### [Material provided]
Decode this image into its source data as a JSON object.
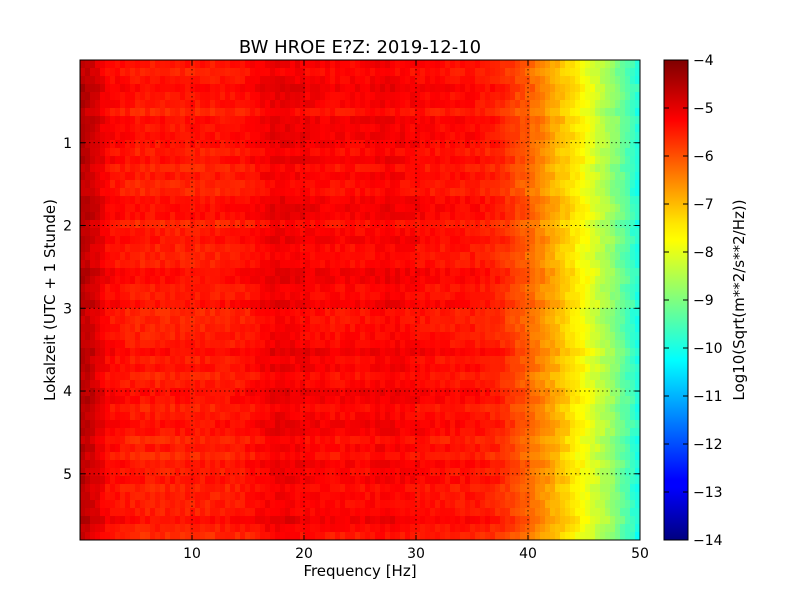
{
  "chart_data": {
    "type": "heatmap",
    "title": "BW HROE E?Z: 2019-12-10",
    "xlabel": "Frequency [Hz]",
    "ylabel": "Lokalzeit (UTC + 1 Stunde)",
    "xlim": [
      0,
      50
    ],
    "ylim": [
      5.8,
      0
    ],
    "x_ticks": [
      10,
      20,
      30,
      40,
      50
    ],
    "y_ticks": [
      1,
      2,
      3,
      4,
      5
    ],
    "grid": true,
    "colormap": "jet",
    "colorbar": {
      "label": "Log10(Sqrt(m**2/s**2/Hz))",
      "range": [
        -14,
        -4
      ],
      "ticks": [
        -4,
        -5,
        -6,
        -7,
        -8,
        -9,
        -10,
        -11,
        -12,
        -13,
        -14
      ]
    },
    "freq_hz": [
      0.5,
      2.5,
      5,
      7.5,
      10,
      12.5,
      15,
      17.5,
      20,
      22.5,
      25,
      27.5,
      30,
      32.5,
      35,
      37.5,
      40,
      42.5,
      45,
      47.5,
      50
    ],
    "mean_level": [
      -4.6,
      -5.3,
      -5.5,
      -5.5,
      -5.5,
      -5.5,
      -5.4,
      -5.1,
      -5.2,
      -5.3,
      -5.3,
      -5.2,
      -5.3,
      -5.4,
      -5.4,
      -5.6,
      -6.2,
      -7.0,
      -7.8,
      -8.8,
      -10.0
    ],
    "time_hours": [
      0,
      1,
      2,
      3,
      4,
      5,
      5.8
    ]
  }
}
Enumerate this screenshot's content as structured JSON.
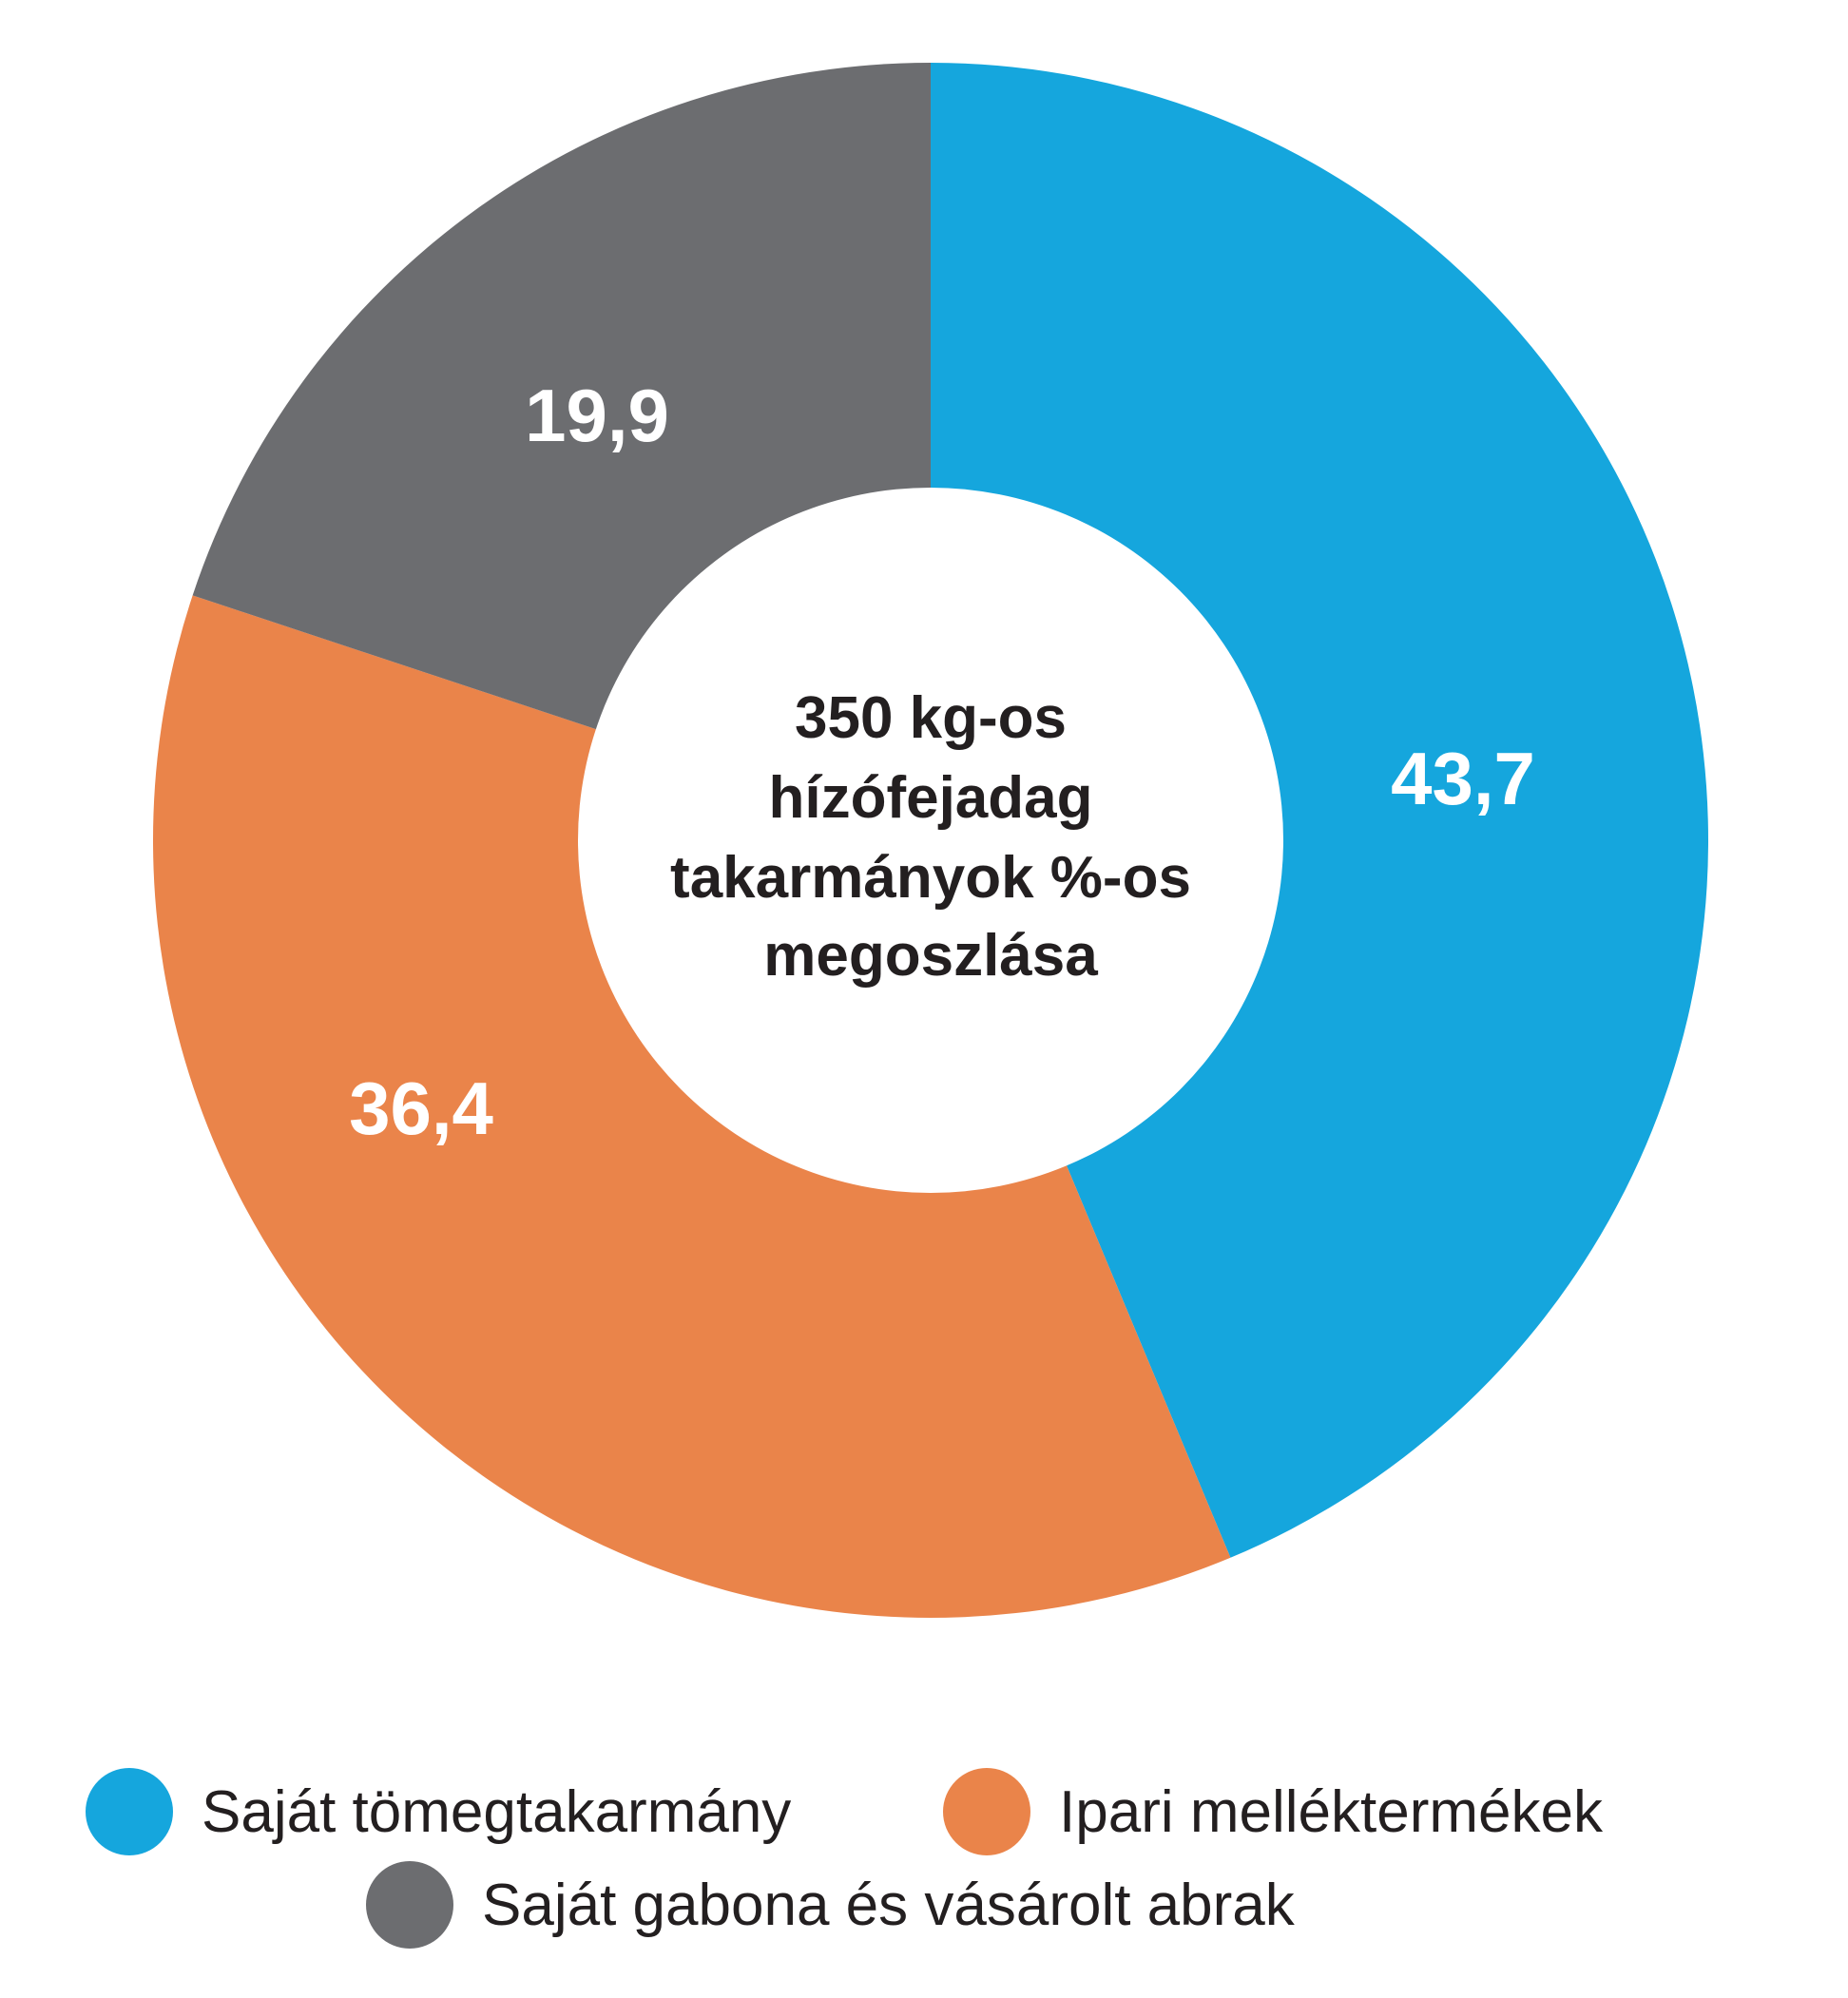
{
  "chart_data": {
    "type": "pie",
    "variant": "donut",
    "title": "350 kg-os hízófejadag takarmányok %-os megoszlása",
    "title_lines": [
      "350 kg-os",
      "hízófejadag",
      "takarmányok %-os",
      "megoszlása"
    ],
    "slices": [
      {
        "name": "Saját tömegtakarmány",
        "value": 43.7,
        "label": "43,7",
        "color": "#15a6dd"
      },
      {
        "name": "Ipari melléktermékek",
        "value": 36.4,
        "label": "36,4",
        "color": "#ea844a"
      },
      {
        "name": "Saját gabona és vásárolt abrak",
        "value": 19.9,
        "label": "19,9",
        "color": "#6c6d70"
      }
    ],
    "legend_placement": "bottom",
    "start_angle": "top, clockwise"
  }
}
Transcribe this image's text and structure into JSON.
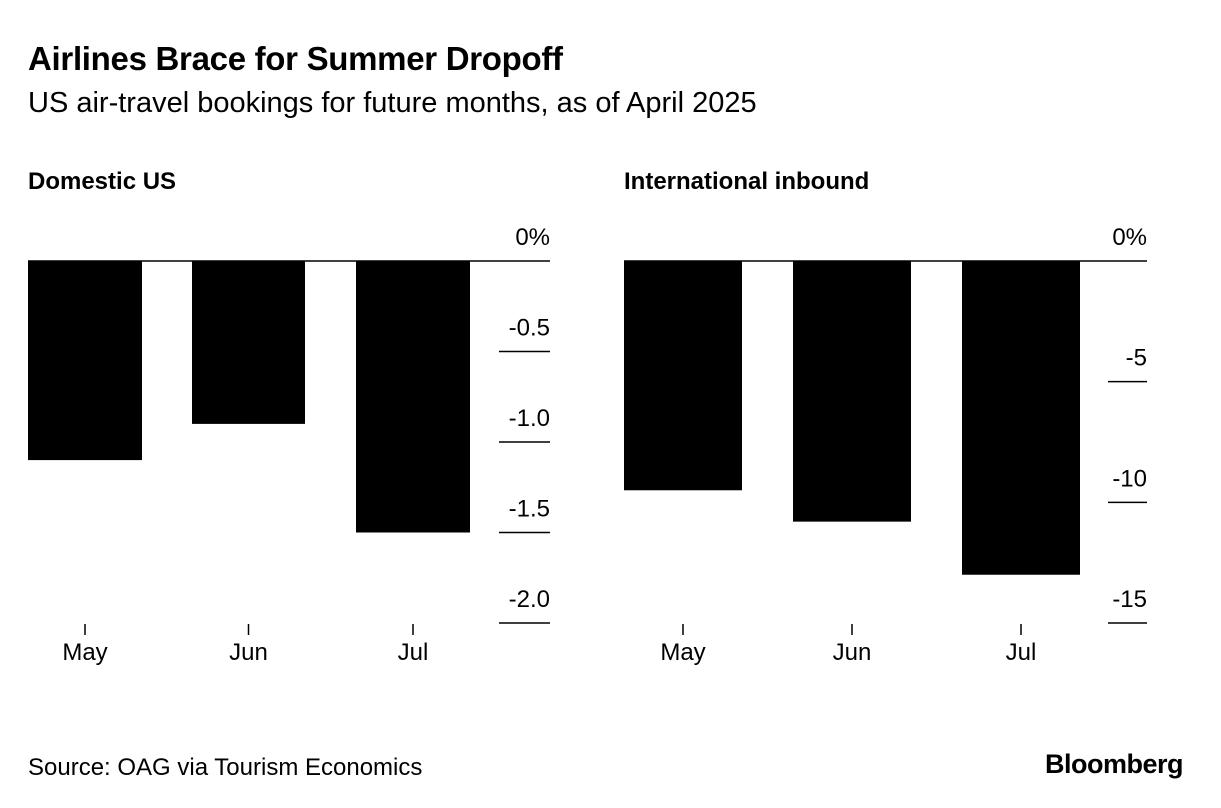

### [The problem]
Write out each entry exactly as given, omitting any picture.

### [Task response]
Decode this image into its source data as a JSON object.
{
  "chart_data": {
    "type": "heatmap",
    "title": "BW HROE E?Z: 2019-12-10",
    "xlabel": "Frequency [Hz]",
    "ylabel": "Lokalzeit (UTC + 1 Stunde)",
    "xlim": [
      0,
      50
    ],
    "ylim": [
      5.8,
      0
    ],
    "x_ticks": [
      10,
      20,
      30,
      40,
      50
    ],
    "y_ticks": [
      1,
      2,
      3,
      4,
      5
    ],
    "grid": true,
    "colormap": "jet",
    "colorbar": {
      "label": "Log10(Sqrt(m**2/s**2/Hz))",
      "range": [
        -14,
        -4
      ],
      "ticks": [
        -4,
        -5,
        -6,
        -7,
        -8,
        -9,
        -10,
        -11,
        -12,
        -13,
        -14
      ]
    },
    "freq_hz": [
      0.5,
      2.5,
      5,
      7.5,
      10,
      12.5,
      15,
      17.5,
      20,
      22.5,
      25,
      27.5,
      30,
      32.5,
      35,
      37.5,
      40,
      42.5,
      45,
      47.5,
      50
    ],
    "mean_level": [
      -4.6,
      -5.3,
      -5.5,
      -5.5,
      -5.5,
      -5.5,
      -5.4,
      -5.1,
      -5.2,
      -5.3,
      -5.3,
      -5.2,
      -5.3,
      -5.4,
      -5.4,
      -5.6,
      -6.2,
      -7.0,
      -7.8,
      -8.8,
      -10.0
    ],
    "time_hours": [
      0,
      1,
      2,
      3,
      4,
      5,
      5.8
    ]
  }
}
Enumerate this screenshot's content as structured JSON.
{
  "chart_data": {
    "type": "pie",
    "variant": "donut",
    "title": "350 kg-os hízófejadag takarmányok %-os megoszlása",
    "title_lines": [
      "350 kg-os",
      "hízófejadag",
      "takarmányok %-os",
      "megoszlása"
    ],
    "slices": [
      {
        "name": "Saját tömegtakarmány",
        "value": 43.7,
        "label": "43,7",
        "color": "#15a6dd"
      },
      {
        "name": "Ipari melléktermékek",
        "value": 36.4,
        "label": "36,4",
        "color": "#ea844a"
      },
      {
        "name": "Saját gabona és vásárolt abrak",
        "value": 19.9,
        "label": "19,9",
        "color": "#6c6d70"
      }
    ],
    "legend_placement": "bottom",
    "start_angle": "top, clockwise"
  }
}
Transcribe this image's text and structure into JSON.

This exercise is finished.